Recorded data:
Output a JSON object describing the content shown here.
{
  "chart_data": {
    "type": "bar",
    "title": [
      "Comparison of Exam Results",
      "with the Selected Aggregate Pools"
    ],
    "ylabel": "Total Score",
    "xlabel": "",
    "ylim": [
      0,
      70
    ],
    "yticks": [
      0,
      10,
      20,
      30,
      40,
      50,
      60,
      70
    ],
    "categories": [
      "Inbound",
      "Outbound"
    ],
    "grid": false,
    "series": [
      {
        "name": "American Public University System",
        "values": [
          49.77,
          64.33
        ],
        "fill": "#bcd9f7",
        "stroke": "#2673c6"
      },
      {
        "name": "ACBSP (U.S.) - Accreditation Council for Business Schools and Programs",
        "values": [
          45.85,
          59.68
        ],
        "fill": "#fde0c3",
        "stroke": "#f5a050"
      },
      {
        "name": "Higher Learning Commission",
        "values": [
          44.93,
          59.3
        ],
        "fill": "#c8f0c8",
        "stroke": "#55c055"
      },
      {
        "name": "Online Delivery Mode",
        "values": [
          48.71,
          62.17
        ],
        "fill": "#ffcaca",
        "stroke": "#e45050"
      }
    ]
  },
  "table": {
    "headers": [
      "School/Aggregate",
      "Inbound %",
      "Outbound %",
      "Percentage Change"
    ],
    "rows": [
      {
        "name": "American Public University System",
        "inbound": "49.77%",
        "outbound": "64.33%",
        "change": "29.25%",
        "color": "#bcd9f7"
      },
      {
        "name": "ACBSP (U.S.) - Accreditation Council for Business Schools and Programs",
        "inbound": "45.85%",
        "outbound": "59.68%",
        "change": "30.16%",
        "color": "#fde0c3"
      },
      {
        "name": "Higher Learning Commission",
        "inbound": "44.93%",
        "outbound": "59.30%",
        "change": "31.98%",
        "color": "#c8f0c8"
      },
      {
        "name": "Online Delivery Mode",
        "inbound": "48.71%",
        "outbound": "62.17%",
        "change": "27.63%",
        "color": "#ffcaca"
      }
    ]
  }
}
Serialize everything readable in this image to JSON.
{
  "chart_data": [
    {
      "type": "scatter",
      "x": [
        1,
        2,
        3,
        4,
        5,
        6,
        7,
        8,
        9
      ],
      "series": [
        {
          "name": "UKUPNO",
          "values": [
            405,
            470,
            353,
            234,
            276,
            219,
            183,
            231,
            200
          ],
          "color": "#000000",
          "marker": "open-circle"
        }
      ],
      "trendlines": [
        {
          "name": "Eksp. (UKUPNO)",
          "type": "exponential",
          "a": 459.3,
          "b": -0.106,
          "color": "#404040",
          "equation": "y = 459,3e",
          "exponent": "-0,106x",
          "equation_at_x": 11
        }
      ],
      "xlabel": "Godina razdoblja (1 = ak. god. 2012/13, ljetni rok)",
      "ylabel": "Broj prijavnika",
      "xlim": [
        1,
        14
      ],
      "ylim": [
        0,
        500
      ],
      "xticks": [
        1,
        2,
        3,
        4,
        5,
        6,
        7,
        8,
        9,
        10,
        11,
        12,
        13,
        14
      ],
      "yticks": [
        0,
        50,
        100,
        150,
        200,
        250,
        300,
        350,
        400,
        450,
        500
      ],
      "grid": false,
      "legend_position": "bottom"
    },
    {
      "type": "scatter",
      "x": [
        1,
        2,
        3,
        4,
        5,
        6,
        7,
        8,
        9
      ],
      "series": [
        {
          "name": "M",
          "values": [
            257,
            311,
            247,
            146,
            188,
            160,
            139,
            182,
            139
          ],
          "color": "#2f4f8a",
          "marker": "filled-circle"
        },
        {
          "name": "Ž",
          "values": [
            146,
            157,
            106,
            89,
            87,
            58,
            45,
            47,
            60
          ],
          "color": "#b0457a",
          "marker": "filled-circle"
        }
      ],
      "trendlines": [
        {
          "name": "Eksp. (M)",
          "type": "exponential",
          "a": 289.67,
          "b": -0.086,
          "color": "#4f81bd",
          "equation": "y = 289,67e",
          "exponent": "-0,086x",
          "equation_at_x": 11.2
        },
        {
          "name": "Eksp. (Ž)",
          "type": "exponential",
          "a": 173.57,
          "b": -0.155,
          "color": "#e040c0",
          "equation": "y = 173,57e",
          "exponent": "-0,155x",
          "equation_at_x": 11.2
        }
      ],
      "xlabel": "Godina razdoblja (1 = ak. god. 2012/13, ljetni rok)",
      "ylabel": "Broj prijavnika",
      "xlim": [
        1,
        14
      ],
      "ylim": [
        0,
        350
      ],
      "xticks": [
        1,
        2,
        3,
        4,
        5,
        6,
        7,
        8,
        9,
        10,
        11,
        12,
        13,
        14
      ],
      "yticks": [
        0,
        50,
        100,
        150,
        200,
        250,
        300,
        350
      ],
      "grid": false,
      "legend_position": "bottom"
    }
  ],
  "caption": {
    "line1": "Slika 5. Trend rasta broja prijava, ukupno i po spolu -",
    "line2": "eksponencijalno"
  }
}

§ What you have to do: Exactly reproduce all of the entries.

§ Result below:
Output a JSON object describing the content shown here.
{
  "chart_data": {
    "type": "bar",
    "title": [
      "Comparison of Exam Results",
      "with the Selected Aggregate Pools"
    ],
    "ylabel": "Total Score",
    "xlabel": "",
    "ylim": [
      0,
      70
    ],
    "yticks": [
      0,
      10,
      20,
      30,
      40,
      50,
      60,
      70
    ],
    "categories": [
      "Inbound",
      "Outbound"
    ],
    "grid": false,
    "series": [
      {
        "name": "American Public University System",
        "values": [
          49.77,
          64.33
        ],
        "fill": "#bcd9f7",
        "stroke": "#2673c6"
      },
      {
        "name": "ACBSP (U.S.) - Accreditation Council for Business Schools and Programs",
        "values": [
          45.85,
          59.68
        ],
        "fill": "#fde0c3",
        "stroke": "#f5a050"
      },
      {
        "name": "Higher Learning Commission",
        "values": [
          44.93,
          59.3
        ],
        "fill": "#c8f0c8",
        "stroke": "#55c055"
      },
      {
        "name": "Online Delivery Mode",
        "values": [
          48.71,
          62.17
        ],
        "fill": "#ffcaca",
        "stroke": "#e45050"
      }
    ]
  },
  "table": {
    "headers": [
      "School/Aggregate",
      "Inbound %",
      "Outbound %",
      "Percentage Change"
    ],
    "rows": [
      {
        "name": "American Public University System",
        "inbound": "49.77%",
        "outbound": "64.33%",
        "change": "29.25%",
        "color": "#bcd9f7"
      },
      {
        "name": "ACBSP (U.S.) - Accreditation Council for Business Schools and Programs",
        "inbound": "45.85%",
        "outbound": "59.68%",
        "change": "30.16%",
        "color": "#fde0c3"
      },
      {
        "name": "Higher Learning Commission",
        "inbound": "44.93%",
        "outbound": "59.30%",
        "change": "31.98%",
        "color": "#c8f0c8"
      },
      {
        "name": "Online Delivery Mode",
        "inbound": "48.71%",
        "outbound": "62.17%",
        "change": "27.63%",
        "color": "#ffcaca"
      }
    ]
  }
}
Serialize everything readable in this image to JSON.
{
  "chart_data": [
    {
      "type": "scatter",
      "x": [
        1,
        2,
        3,
        4,
        5,
        6,
        7,
        8,
        9
      ],
      "series": [
        {
          "name": "UKUPNO",
          "values": [
            405,
            470,
            353,
            234,
            276,
            219,
            183,
            231,
            200
          ],
          "color": "#000000",
          "marker": "open-circle"
        }
      ],
      "trendlines": [
        {
          "name": "Eksp. (UKUPNO)",
          "type": "exponential",
          "a": 459.3,
          "b": -0.106,
          "color": "#404040",
          "equation": "y = 459,3e",
          "exponent": "-0,106x",
          "equation_at_x": 11
        }
      ],
      "xlabel": "Godina razdoblja (1 = ak. god. 2012/13, ljetni rok)",
      "ylabel": "Broj prijavnika",
      "xlim": [
        1,
        14
      ],
      "ylim": [
        0,
        500
      ],
      "xticks": [
        1,
        2,
        3,
        4,
        5,
        6,
        7,
        8,
        9,
        10,
        11,
        12,
        13,
        14
      ],
      "yticks": [
        0,
        50,
        100,
        150,
        200,
        250,
        300,
        350,
        400,
        450,
        500
      ],
      "grid": false,
      "legend_position": "bottom"
    },
    {
      "type": "scatter",
      "x": [
        1,
        2,
        3,
        4,
        5,
        6,
        7,
        8,
        9
      ],
      "series": [
        {
          "name": "M",
          "values": [
            257,
            311,
            247,
            146,
            188,
            160,
            139,
            182,
            139
          ],
          "color": "#2f4f8a",
          "marker": "filled-circle"
        },
        {
          "name": "Ž",
          "values": [
            146,
            157,
            106,
            89,
            87,
            58,
            45,
            47,
            60
          ],
          "color": "#b0457a",
          "marker": "filled-circle"
        }
      ],
      "trendlines": [
        {
          "name": "Eksp. (M)",
          "type": "exponential",
          "a": 289.67,
          "b": -0.086,
          "color": "#4f81bd",
          "equation": "y = 289,67e",
          "exponent": "-0,086x",
          "equation_at_x": 11.2
        },
        {
          "name": "Eksp. (Ž)",
          "type": "exponential",
          "a": 173.57,
          "b": -0.155,
          "color": "#e040c0",
          "equation": "y = 173,57e",
          "exponent": "-0,155x",
          "equation_at_x": 11.2
        }
      ],
      "xlabel": "Godina razdoblja (1 = ak. god. 2012/13, ljetni rok)",
      "ylabel": "Broj prijavnika",
      "xlim": [
        1,
        14
      ],
      "ylim": [
        0,
        350
      ],
      "xticks": [
        1,
        2,
        3,
        4,
        5,
        6,
        7,
        8,
        9,
        10,
        11,
        12,
        13,
        14
      ],
      "yticks": [
        0,
        50,
        100,
        150,
        200,
        250,
        300,
        350
      ],
      "grid": false,
      "legend_position": "bottom"
    }
  ],
  "caption": {
    "line1": "Slika 5. Trend rasta broja prijava, ukupno i po spolu -",
    "line2": "eksponencijalno"
  }
}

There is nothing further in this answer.